= Instruction =
Search the data for the string "this" and gather each line it is in.

======== Data supplied

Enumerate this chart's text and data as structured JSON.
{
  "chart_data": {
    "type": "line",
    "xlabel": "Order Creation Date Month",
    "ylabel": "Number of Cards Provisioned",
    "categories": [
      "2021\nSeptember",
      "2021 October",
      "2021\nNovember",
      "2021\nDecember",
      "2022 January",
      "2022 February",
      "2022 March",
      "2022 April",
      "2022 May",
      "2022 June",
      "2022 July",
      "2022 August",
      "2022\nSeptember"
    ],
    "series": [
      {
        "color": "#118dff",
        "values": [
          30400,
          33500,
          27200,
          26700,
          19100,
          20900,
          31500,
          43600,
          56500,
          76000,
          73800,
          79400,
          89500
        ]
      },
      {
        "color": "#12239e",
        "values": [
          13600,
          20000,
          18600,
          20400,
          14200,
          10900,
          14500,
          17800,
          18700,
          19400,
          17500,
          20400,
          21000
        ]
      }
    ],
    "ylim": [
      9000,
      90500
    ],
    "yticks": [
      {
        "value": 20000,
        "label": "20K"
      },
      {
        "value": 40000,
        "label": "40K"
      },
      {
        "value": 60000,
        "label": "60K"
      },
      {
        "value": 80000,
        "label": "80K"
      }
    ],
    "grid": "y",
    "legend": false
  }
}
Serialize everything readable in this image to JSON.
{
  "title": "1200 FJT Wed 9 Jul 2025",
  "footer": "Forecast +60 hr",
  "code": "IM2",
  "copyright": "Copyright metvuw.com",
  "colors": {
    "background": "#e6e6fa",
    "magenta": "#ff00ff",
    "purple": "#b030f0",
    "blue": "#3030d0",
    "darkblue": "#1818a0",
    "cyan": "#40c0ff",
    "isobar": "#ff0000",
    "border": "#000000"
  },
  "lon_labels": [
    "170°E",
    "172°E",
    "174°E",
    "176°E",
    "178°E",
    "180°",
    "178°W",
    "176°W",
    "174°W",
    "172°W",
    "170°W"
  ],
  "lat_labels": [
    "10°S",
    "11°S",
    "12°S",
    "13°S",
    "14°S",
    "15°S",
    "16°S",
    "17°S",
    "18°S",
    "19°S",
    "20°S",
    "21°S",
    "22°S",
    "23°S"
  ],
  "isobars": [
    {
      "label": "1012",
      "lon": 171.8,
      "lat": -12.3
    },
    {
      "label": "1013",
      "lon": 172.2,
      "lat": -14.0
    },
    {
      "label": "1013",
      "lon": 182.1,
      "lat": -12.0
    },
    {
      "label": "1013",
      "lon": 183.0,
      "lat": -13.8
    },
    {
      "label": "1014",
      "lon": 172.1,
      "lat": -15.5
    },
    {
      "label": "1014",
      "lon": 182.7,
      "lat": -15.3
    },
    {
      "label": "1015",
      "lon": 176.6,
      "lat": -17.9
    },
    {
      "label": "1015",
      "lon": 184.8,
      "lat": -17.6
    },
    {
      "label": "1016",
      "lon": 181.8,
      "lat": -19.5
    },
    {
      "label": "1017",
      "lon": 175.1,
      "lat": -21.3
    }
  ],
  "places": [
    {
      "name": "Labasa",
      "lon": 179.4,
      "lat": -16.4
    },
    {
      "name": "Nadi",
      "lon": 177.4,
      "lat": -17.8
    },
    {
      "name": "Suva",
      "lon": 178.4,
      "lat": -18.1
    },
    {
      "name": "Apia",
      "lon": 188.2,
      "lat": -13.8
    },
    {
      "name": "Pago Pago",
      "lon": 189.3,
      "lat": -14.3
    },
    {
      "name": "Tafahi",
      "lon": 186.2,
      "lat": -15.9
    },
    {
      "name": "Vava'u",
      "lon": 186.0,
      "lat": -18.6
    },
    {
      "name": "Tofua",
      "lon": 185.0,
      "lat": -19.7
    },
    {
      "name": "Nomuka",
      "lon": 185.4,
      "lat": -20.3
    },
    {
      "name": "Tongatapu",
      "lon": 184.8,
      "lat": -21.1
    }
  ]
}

================

= Result =
Enumerate this chart's text and data as structured JSON.
Serialize everything readable in this image to JSON.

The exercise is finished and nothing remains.